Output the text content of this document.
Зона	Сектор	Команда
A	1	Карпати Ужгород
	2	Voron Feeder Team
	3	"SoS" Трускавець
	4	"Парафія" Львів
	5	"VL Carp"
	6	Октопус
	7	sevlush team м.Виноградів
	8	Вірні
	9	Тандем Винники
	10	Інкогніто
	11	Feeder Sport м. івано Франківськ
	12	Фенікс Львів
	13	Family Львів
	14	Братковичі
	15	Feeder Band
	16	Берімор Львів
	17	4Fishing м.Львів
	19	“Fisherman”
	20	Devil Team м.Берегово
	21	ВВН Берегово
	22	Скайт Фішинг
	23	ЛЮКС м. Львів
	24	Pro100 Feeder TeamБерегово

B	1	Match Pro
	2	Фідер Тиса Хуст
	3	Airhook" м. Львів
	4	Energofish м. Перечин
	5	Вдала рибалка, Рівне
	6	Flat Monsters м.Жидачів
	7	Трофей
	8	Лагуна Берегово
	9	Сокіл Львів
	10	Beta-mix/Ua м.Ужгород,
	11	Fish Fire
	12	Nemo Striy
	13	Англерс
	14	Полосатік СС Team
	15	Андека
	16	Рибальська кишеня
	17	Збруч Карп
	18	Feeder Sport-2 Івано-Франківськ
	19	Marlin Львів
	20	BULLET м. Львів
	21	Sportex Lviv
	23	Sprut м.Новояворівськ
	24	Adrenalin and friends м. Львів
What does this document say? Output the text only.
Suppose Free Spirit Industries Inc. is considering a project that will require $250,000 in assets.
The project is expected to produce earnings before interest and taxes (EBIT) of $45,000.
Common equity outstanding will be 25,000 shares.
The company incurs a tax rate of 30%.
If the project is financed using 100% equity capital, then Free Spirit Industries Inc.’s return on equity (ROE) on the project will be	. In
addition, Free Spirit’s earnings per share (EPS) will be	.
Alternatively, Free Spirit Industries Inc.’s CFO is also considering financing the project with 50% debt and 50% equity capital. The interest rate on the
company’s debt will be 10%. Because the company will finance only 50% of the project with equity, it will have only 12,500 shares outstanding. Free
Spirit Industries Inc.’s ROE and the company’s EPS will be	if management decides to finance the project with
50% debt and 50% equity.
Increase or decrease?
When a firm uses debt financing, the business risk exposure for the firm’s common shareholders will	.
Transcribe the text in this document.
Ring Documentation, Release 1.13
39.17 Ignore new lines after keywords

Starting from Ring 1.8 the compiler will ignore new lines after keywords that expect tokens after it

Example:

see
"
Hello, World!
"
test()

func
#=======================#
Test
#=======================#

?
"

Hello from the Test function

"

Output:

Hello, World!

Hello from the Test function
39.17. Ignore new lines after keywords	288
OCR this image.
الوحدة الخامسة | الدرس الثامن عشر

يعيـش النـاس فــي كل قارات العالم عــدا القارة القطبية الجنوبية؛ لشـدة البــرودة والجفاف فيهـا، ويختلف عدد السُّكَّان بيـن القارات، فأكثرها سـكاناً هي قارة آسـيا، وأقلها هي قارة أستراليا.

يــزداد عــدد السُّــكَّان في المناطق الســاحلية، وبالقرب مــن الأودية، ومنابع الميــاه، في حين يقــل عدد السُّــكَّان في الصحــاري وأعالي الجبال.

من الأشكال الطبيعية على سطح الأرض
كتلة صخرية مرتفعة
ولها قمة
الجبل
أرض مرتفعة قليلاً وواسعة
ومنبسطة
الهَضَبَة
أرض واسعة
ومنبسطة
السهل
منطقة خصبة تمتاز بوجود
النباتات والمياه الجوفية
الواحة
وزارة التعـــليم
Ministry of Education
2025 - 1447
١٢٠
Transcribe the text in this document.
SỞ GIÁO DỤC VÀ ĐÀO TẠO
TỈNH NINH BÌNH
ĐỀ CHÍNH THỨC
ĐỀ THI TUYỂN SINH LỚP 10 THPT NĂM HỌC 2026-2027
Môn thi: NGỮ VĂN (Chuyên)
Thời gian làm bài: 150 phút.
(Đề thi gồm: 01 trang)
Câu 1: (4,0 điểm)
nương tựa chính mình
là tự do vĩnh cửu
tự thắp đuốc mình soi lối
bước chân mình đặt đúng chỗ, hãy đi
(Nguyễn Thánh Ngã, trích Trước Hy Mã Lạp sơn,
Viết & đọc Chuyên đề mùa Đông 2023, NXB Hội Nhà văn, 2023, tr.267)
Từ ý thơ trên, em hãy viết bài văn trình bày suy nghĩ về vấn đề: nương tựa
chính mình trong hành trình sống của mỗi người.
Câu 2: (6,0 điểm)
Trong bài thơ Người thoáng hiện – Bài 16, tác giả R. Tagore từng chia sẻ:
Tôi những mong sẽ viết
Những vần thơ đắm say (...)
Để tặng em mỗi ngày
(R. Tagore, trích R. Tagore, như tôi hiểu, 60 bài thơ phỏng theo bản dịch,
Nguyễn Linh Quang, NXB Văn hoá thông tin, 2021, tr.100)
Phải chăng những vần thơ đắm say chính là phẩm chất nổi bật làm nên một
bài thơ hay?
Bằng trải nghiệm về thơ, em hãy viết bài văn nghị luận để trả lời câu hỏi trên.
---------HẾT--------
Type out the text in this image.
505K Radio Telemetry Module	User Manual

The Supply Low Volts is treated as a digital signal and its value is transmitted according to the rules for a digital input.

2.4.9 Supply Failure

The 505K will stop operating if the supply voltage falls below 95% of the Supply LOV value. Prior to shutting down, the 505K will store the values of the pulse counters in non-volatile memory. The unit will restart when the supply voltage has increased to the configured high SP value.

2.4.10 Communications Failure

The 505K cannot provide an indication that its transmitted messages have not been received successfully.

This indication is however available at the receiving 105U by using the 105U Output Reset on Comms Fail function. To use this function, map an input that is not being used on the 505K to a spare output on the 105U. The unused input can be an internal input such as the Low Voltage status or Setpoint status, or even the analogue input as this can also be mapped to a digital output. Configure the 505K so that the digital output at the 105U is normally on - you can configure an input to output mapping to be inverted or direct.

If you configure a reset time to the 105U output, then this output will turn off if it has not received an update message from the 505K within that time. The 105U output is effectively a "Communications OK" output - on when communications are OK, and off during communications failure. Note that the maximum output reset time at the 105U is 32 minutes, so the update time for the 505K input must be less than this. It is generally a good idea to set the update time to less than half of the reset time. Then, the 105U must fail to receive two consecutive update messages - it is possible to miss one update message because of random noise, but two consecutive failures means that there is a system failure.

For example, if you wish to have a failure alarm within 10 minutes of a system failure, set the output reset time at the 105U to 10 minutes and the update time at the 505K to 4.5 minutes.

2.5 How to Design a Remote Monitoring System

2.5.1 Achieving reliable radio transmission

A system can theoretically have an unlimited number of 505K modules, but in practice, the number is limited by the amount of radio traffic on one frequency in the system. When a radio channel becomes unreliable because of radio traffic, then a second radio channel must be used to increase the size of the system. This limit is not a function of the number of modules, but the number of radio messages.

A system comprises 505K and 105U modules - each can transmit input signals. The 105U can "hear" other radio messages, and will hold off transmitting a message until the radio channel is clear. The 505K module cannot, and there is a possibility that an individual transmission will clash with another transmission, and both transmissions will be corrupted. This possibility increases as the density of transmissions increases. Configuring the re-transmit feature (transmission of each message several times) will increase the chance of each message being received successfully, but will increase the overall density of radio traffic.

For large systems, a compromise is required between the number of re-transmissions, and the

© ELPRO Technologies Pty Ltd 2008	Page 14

--*--

Show all lines in the entries above where the word "Ужгород" appears.

*SOLUTION BELOW:*
A	1	Карпати Ужгород
	10	Beta-mix/Ua м.Ужгород,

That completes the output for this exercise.